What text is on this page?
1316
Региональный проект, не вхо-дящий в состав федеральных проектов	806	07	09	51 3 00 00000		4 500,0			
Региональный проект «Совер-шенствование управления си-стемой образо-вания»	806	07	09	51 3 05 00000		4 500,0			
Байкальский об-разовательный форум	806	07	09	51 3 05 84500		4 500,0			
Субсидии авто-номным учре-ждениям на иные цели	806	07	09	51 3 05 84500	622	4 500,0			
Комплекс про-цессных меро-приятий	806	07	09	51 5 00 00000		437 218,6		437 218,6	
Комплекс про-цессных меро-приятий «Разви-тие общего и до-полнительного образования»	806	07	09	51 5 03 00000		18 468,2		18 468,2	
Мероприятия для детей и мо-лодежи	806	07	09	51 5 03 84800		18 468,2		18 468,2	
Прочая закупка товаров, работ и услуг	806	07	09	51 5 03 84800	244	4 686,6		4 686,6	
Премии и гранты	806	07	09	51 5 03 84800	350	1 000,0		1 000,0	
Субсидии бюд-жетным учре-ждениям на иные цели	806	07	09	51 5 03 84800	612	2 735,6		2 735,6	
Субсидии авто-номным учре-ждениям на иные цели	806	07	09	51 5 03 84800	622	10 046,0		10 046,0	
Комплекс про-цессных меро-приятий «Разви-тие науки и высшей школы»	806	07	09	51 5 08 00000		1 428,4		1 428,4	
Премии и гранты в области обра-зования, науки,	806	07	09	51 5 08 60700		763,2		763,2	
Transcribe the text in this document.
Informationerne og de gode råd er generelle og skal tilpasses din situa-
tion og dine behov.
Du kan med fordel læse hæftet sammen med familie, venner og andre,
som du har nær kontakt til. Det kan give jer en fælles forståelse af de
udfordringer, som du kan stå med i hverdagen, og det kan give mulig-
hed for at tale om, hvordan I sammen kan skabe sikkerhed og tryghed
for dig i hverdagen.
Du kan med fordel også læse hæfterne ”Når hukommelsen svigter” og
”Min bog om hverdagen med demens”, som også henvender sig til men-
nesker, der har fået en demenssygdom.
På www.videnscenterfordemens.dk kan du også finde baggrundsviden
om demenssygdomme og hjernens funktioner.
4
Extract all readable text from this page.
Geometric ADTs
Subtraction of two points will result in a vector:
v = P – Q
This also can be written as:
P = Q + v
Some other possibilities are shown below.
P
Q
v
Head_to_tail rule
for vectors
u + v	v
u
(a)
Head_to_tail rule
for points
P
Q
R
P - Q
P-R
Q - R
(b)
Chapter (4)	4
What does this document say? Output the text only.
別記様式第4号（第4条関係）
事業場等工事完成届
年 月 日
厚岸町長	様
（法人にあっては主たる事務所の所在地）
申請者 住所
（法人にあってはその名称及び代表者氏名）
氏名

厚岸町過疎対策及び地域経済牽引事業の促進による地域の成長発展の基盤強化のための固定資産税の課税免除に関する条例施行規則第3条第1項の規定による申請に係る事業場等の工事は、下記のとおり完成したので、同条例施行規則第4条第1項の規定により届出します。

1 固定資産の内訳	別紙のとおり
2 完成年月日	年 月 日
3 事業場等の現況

----

→ **Description of the task**: Transcribe the entire listing above precisely.

→ **Task output**:
What text is on this page?
1316
Региональный проект, не вхо-дящий в состав федеральных проектов	806	07	09	51 3 00 00000		4 500,0			
Региональный проект «Совер-шенствование управления си-стемой образо-вания»	806	07	09	51 3 05 00000		4 500,0			
Байкальский об-разовательный форум	806	07	09	51 3 05 84500		4 500,0			
Субсидии авто-номным учре-ждениям на иные цели	806	07	09	51 3 05 84500	622	4 500,0			
Комплекс про-цессных меро-приятий	806	07	09	51 5 00 00000		437 218,6		437 218,6	
Комплекс про-цессных меро-приятий «Разви-тие общего и до-полнительного образования»	806	07	09	51 5 03 00000		18 468,2		18 468,2	
Мероприятия для детей и мо-лодежи	806	07	09	51 5 03 84800		18 468,2		18 468,2	
Прочая закупка товаров, работ и услуг	806	07	09	51 5 03 84800	244	4 686,6		4 686,6	
Премии и гранты	806	07	09	51 5 03 84800	350	1 000,0		1 000,0	
Субсидии бюд-жетным учре-ждениям на иные цели	806	07	09	51 5 03 84800	612	2 735,6		2 735,6	
Субсидии авто-номным учре-ждениям на иные цели	806	07	09	51 5 03 84800	622	10 046,0		10 046,0	
Комплекс про-цессных меро-приятий «Разви-тие науки и высшей школы»	806	07	09	51 5 08 00000		1 428,4		1 428,4	
Премии и гранты в области обра-зования, науки,	806	07	09	51 5 08 60700		763,2		763,2	
Transcribe the text in this document.
Informationerne og de gode råd er generelle og skal tilpasses din situa-
tion og dine behov.
Du kan med fordel læse hæftet sammen med familie, venner og andre,
som du har nær kontakt til. Det kan give jer en fælles forståelse af de
udfordringer, som du kan stå med i hverdagen, og det kan give mulig-
hed for at tale om, hvordan I sammen kan skabe sikkerhed og tryghed
for dig i hverdagen.
Du kan med fordel også læse hæfterne ”Når hukommelsen svigter” og
”Min bog om hverdagen med demens”, som også henvender sig til men-
nesker, der har fået en demenssygdom.
På www.videnscenterfordemens.dk kan du også finde baggrundsviden
om demenssygdomme og hjernens funktioner.
4
Extract all readable text from this page.
Geometric ADTs
Subtraction of two points will result in a vector:
v = P – Q
This also can be written as:
P = Q + v
Some other possibilities are shown below.
P
Q
v
Head_to_tail rule
for vectors
u + v	v
u
(a)
Head_to_tail rule
for points
P
Q
R
P - Q
P-R
Q - R
(b)
Chapter (4)	4
What does this document say? Output the text only.
別記様式第4号（第4条関係）
事業場等工事完成届
年 月 日
厚岸町長	様
（法人にあっては主たる事務所の所在地）
申請者 住所
（法人にあってはその名称及び代表者氏名）
氏名

厚岸町過疎対策及び地域経済牽引事業の促進による地域の成長発展の基盤強化のための固定資産税の課税免除に関する条例施行規則第3条第1項の規定による申請に係る事業場等の工事は、下記のとおり完成したので、同条例施行規則第4条第1項の規定により届出します。

1 固定資産の内訳	別紙のとおり
2 完成年月日	年 月 日
3 事業場等の現況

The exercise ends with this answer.